Check every line of the entries for "temps", and copy the lines that hold it.
::: Task inputs :::
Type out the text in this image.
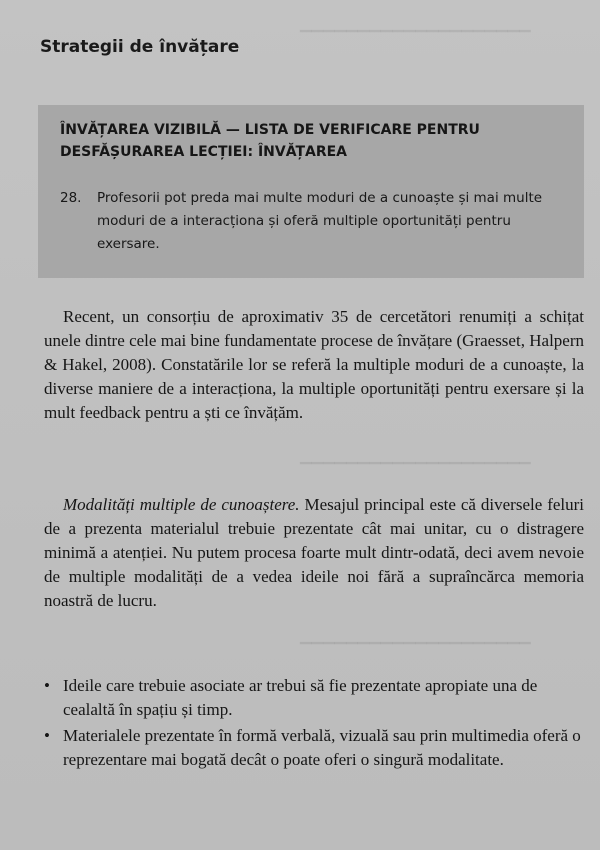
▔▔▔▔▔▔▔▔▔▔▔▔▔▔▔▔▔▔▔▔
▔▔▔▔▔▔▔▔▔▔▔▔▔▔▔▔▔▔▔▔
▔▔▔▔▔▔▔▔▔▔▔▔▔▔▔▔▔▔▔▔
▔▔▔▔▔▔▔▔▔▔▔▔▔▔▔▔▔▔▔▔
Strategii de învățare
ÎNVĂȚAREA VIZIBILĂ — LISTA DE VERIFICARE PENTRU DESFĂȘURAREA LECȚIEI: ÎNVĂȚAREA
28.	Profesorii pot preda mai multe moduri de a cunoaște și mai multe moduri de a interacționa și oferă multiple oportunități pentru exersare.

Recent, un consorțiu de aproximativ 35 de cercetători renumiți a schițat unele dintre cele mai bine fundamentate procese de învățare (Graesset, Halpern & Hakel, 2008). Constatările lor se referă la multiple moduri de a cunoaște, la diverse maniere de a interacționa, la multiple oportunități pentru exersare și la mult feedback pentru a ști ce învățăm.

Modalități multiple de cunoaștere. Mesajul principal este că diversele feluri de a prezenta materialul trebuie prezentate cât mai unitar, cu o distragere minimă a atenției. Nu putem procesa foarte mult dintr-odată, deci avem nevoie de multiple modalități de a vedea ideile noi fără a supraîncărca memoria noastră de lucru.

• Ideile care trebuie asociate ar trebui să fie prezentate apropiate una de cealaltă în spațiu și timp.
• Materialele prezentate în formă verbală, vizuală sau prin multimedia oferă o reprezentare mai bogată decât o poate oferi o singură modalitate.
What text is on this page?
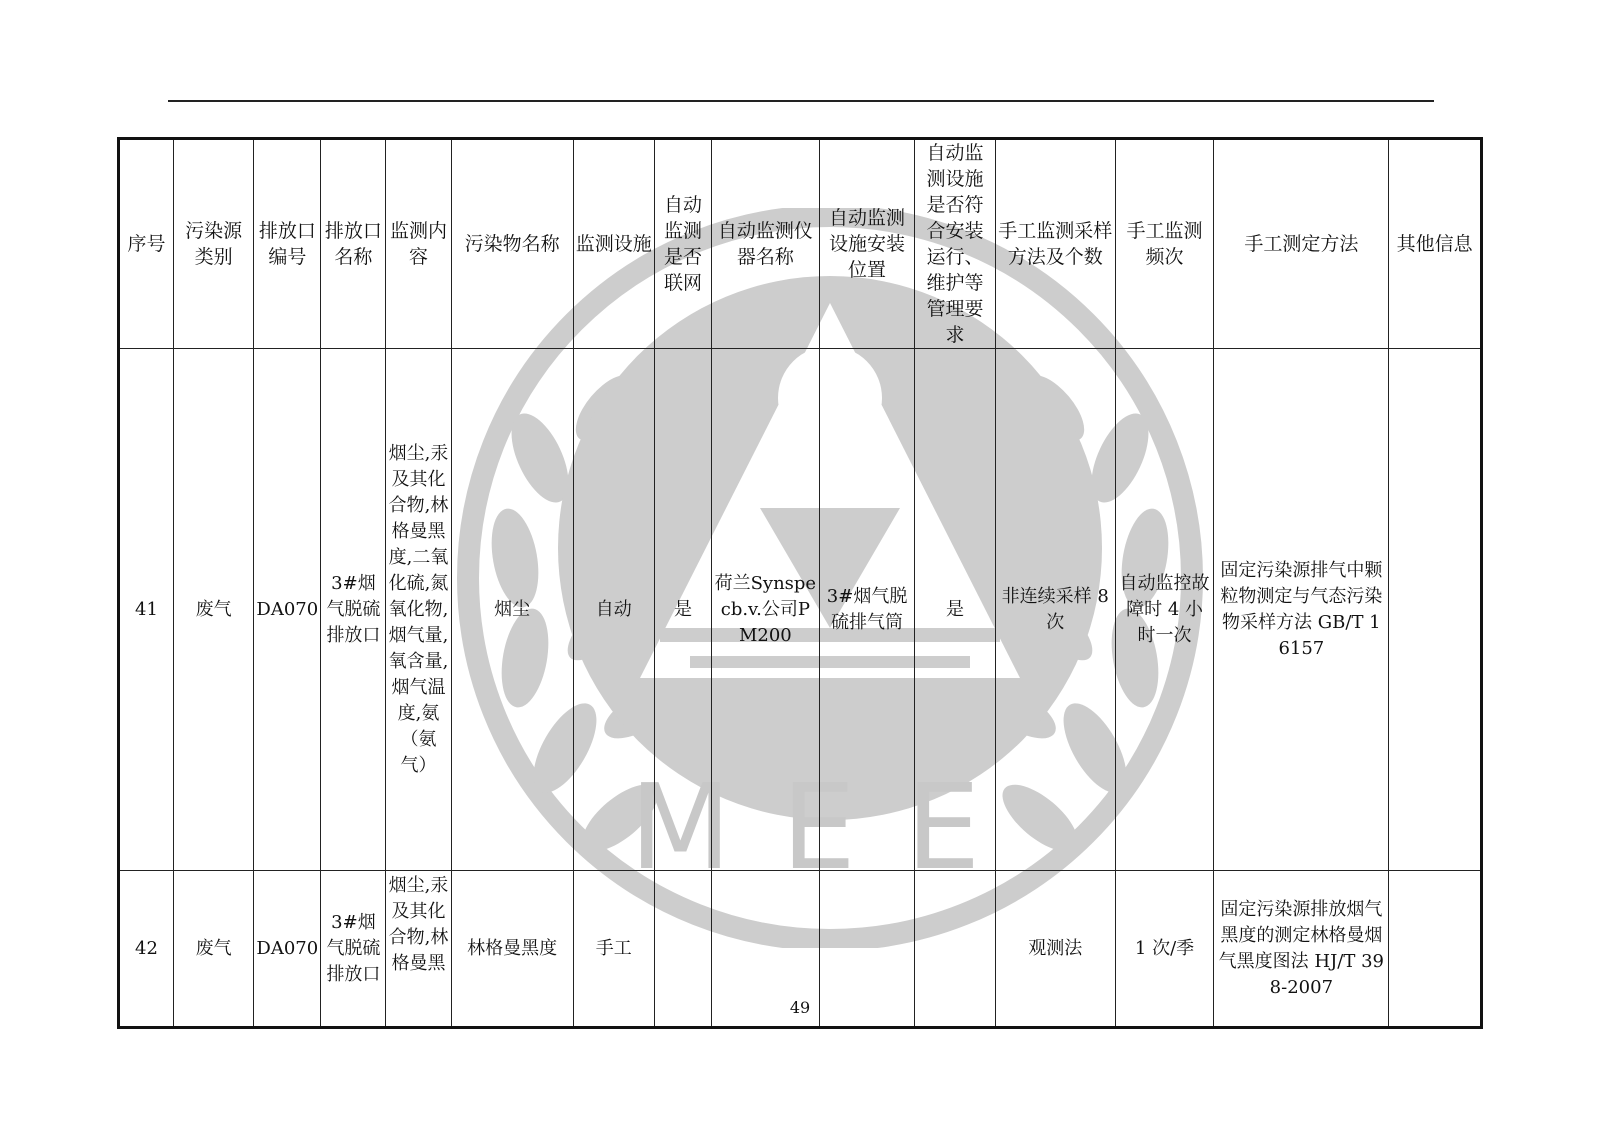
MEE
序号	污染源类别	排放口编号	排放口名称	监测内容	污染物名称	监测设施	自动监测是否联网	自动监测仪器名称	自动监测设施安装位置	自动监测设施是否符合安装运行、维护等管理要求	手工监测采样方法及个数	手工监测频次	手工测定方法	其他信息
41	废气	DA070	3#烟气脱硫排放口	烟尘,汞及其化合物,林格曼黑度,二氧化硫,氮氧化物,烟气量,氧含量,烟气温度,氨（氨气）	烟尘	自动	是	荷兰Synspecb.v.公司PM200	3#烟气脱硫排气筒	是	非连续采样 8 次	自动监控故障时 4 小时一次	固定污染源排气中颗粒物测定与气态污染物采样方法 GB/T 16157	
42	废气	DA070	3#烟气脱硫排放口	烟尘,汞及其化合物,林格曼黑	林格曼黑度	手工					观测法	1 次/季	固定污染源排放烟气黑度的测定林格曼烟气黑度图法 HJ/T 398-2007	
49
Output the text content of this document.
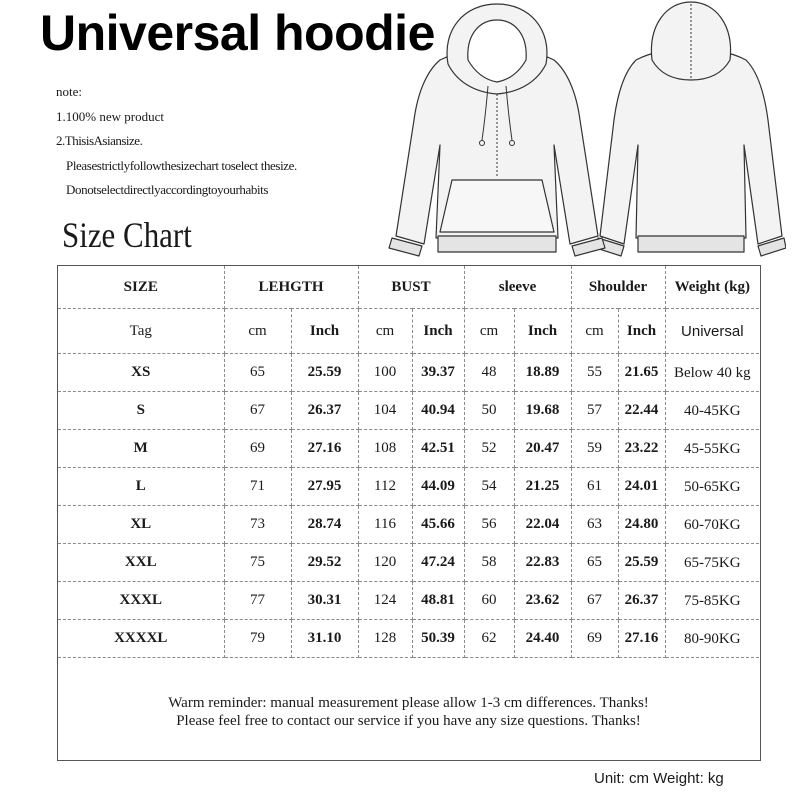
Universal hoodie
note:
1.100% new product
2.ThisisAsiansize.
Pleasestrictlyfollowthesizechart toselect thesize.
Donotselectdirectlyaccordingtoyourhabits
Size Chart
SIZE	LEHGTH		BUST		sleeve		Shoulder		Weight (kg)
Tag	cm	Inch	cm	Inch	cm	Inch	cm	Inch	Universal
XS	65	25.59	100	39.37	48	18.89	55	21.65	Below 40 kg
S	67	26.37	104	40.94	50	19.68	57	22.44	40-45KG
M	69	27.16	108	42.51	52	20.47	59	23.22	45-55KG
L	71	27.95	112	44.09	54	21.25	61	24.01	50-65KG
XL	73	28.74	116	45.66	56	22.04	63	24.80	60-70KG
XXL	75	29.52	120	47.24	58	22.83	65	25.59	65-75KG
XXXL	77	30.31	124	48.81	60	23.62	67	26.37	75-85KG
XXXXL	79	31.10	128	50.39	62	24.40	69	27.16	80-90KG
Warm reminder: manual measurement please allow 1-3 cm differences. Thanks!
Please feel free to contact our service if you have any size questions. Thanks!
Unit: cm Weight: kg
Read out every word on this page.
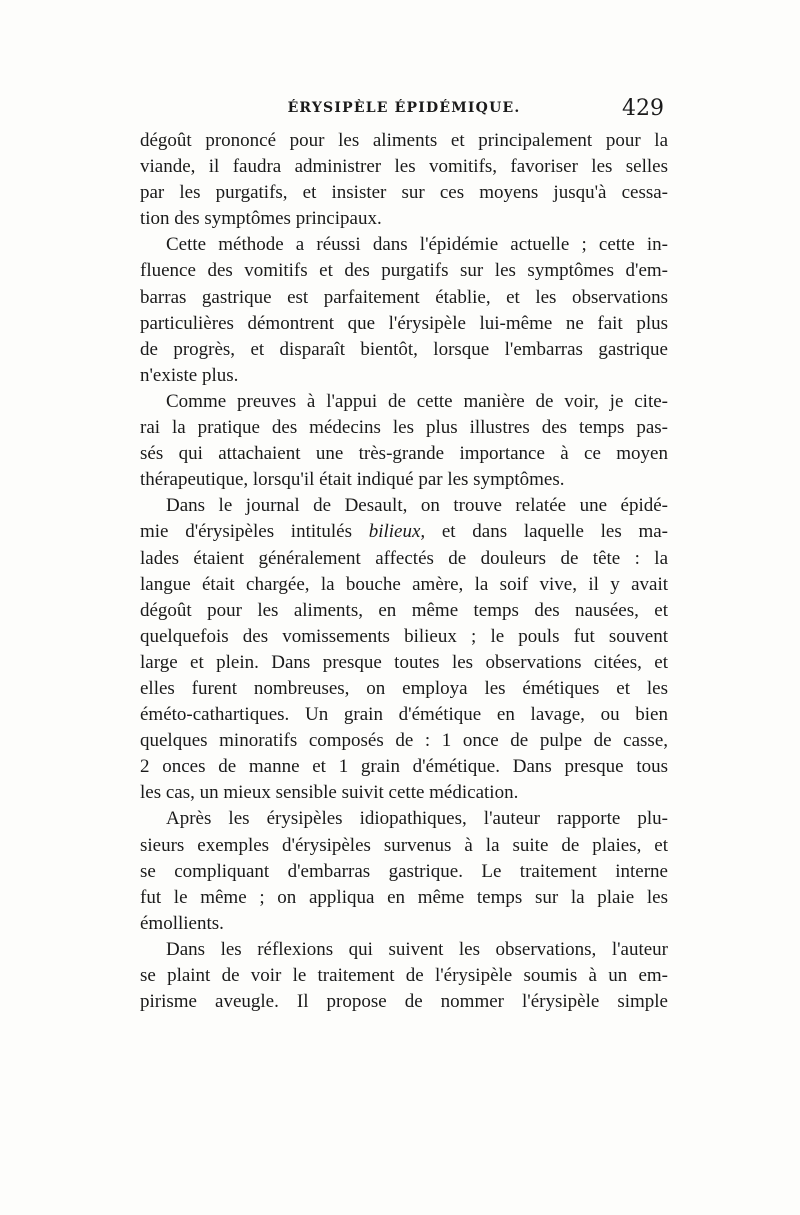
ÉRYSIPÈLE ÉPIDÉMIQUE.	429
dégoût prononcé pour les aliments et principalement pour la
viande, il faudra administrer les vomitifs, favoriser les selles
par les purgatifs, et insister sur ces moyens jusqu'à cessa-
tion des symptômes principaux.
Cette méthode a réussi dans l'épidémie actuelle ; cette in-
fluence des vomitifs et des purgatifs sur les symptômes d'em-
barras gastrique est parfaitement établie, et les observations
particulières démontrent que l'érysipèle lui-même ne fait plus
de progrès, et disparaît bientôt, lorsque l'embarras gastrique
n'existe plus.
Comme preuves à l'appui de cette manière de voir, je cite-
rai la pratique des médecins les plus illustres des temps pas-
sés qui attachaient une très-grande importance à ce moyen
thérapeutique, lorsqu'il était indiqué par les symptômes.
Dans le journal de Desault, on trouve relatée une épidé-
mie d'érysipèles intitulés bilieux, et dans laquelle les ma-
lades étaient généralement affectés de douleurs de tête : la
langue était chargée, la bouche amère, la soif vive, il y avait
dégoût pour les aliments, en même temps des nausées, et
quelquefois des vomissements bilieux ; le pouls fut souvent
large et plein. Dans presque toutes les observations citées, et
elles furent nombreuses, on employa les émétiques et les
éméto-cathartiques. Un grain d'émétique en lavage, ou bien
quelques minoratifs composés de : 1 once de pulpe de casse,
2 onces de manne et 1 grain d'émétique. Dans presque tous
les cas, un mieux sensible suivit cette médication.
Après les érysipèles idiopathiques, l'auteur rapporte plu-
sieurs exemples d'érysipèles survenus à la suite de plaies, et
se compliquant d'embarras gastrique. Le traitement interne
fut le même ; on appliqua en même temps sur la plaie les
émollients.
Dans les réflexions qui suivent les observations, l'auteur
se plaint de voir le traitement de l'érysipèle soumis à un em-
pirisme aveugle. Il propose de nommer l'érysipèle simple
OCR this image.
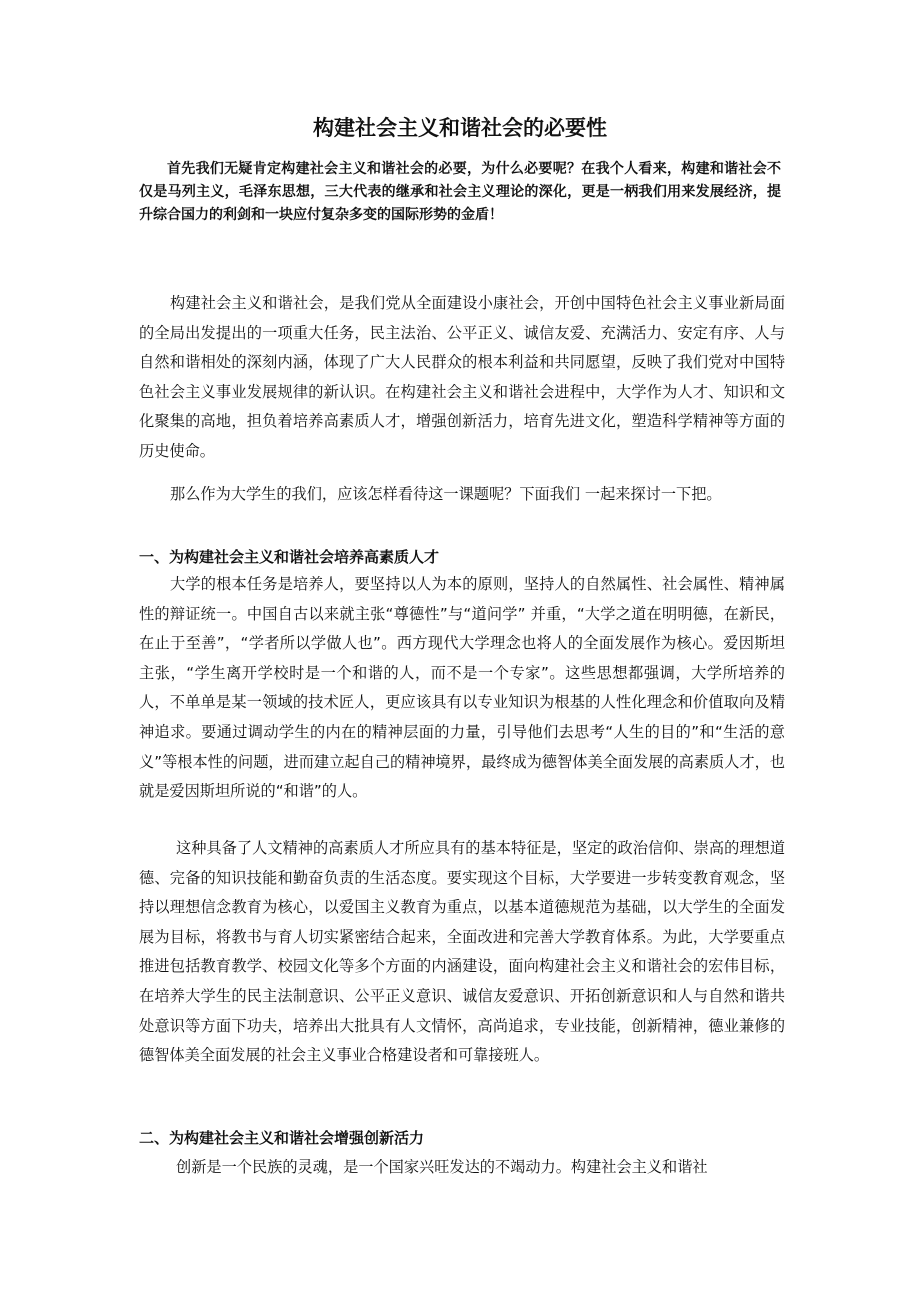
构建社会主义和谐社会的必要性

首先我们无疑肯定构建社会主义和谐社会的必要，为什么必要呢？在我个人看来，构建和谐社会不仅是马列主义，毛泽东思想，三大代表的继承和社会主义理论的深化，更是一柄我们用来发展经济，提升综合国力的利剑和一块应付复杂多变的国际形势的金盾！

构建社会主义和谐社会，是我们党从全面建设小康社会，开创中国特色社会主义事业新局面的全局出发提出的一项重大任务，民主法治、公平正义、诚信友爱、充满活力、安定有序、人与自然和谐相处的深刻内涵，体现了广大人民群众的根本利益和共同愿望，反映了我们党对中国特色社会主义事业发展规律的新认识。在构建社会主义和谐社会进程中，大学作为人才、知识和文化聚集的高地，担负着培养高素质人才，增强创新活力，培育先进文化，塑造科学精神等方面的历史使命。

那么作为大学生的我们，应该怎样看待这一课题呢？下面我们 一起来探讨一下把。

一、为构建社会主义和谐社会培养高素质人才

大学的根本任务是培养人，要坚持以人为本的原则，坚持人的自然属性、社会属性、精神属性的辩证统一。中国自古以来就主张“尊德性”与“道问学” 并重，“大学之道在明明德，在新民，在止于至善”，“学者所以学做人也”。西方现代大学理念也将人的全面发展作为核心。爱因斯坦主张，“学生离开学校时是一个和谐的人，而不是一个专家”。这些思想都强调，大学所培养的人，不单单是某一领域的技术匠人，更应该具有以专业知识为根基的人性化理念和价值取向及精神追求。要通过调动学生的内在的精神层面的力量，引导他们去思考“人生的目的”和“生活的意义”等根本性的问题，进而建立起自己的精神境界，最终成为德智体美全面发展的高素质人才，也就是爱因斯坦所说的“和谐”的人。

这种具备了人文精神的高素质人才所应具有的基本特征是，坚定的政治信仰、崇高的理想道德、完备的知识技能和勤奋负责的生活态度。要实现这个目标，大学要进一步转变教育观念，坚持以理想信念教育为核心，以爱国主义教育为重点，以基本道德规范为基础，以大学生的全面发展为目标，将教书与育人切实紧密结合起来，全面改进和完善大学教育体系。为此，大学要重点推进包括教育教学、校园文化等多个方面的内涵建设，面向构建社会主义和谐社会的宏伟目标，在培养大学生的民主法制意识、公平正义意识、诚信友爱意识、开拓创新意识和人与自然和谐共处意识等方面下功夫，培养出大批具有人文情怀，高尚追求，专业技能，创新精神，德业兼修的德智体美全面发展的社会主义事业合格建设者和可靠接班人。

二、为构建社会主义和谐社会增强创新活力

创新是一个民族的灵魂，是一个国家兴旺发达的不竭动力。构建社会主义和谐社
:::
--- Full solution ---
rai la pratique des médecins les plus illustres des temps pas-
dégoût pour les aliments, en même temps des nausées, et
fut le même ; on appliqua en même temps sur la plaie les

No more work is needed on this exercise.